#### EXERCISE DESCRIPTION
For each line that holds "color", copy the line out.

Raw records
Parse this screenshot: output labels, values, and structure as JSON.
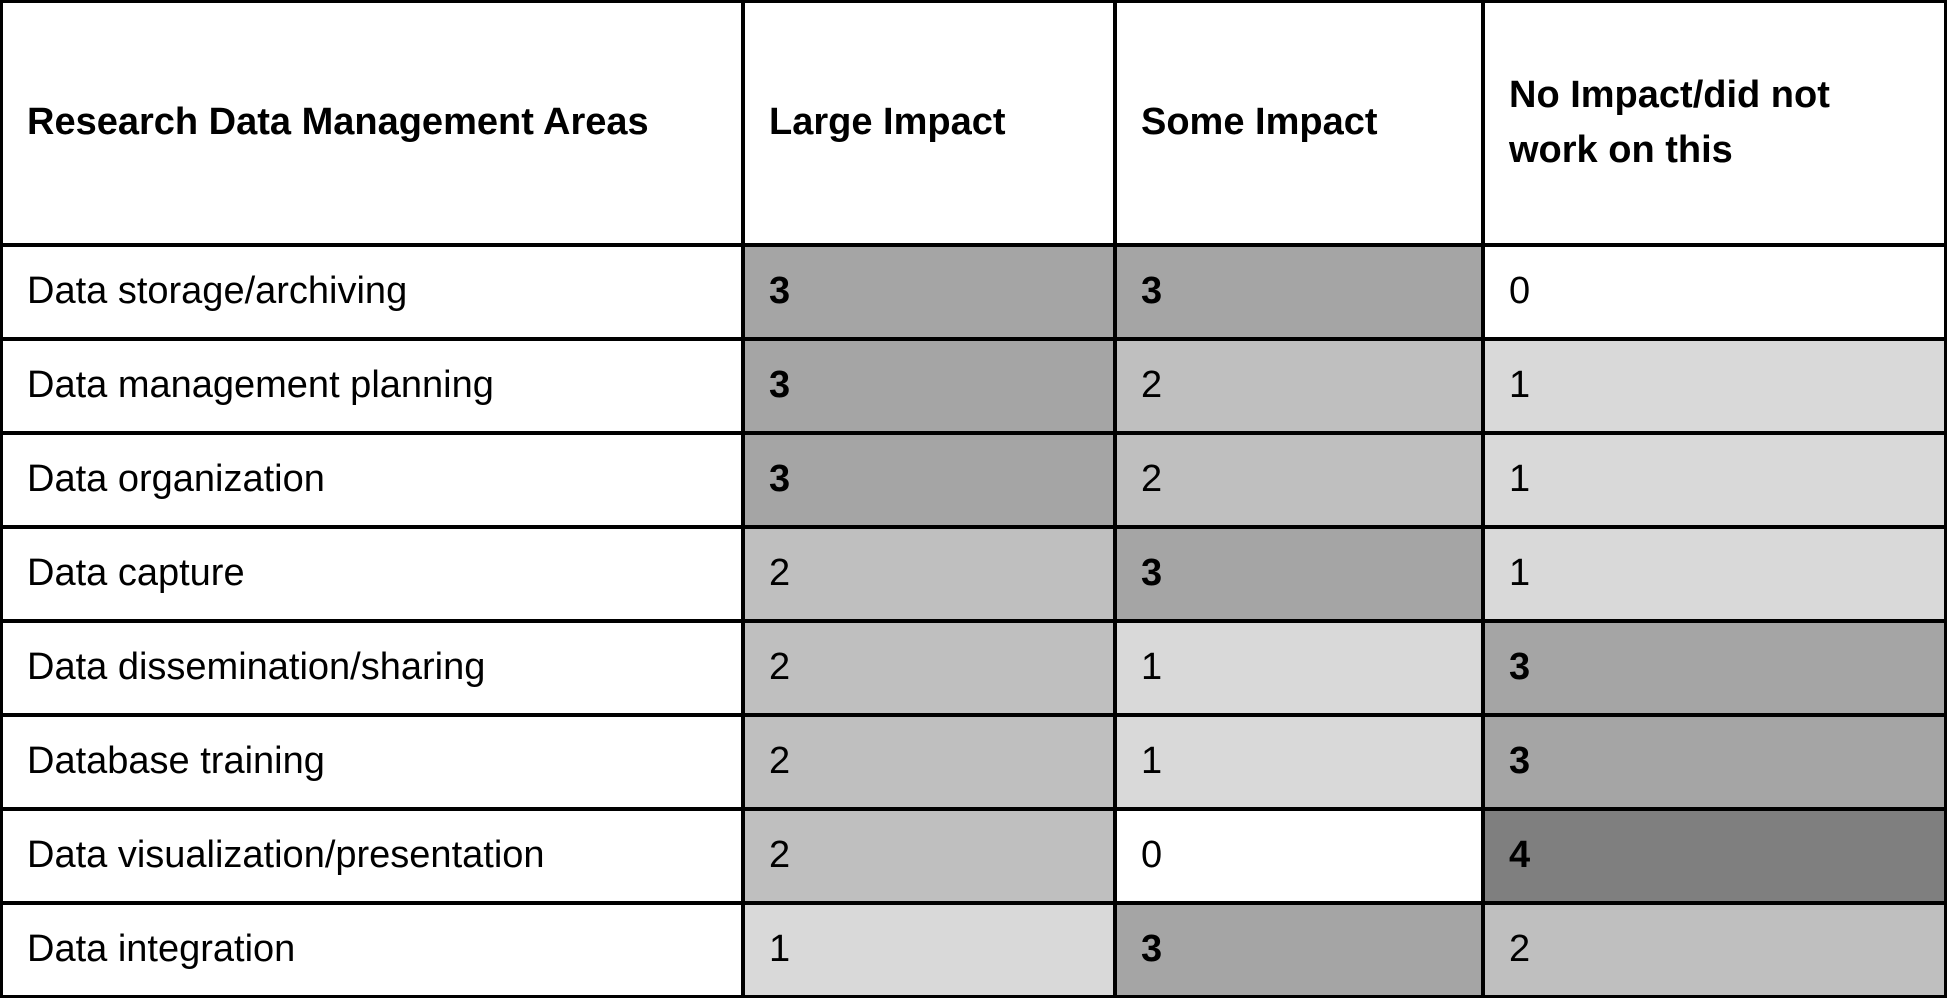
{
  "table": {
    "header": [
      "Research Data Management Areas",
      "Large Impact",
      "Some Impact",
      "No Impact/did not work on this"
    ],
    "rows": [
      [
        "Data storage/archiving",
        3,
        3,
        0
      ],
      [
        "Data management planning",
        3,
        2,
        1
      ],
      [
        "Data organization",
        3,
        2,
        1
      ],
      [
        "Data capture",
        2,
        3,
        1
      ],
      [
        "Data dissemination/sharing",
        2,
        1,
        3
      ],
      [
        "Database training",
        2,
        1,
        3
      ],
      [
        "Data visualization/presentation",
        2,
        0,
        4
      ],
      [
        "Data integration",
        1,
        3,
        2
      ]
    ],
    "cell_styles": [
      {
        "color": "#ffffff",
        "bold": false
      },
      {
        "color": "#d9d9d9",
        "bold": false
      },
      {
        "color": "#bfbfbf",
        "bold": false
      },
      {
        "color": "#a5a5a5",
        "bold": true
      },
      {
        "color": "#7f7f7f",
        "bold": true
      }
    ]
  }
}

#### RESULT OF THIS EXERCISE
        "color": "#ffffff",
        "color": "#d9d9d9",
        "color": "#bfbfbf",
        "color": "#a5a5a5",
        "color": "#7f7f7f",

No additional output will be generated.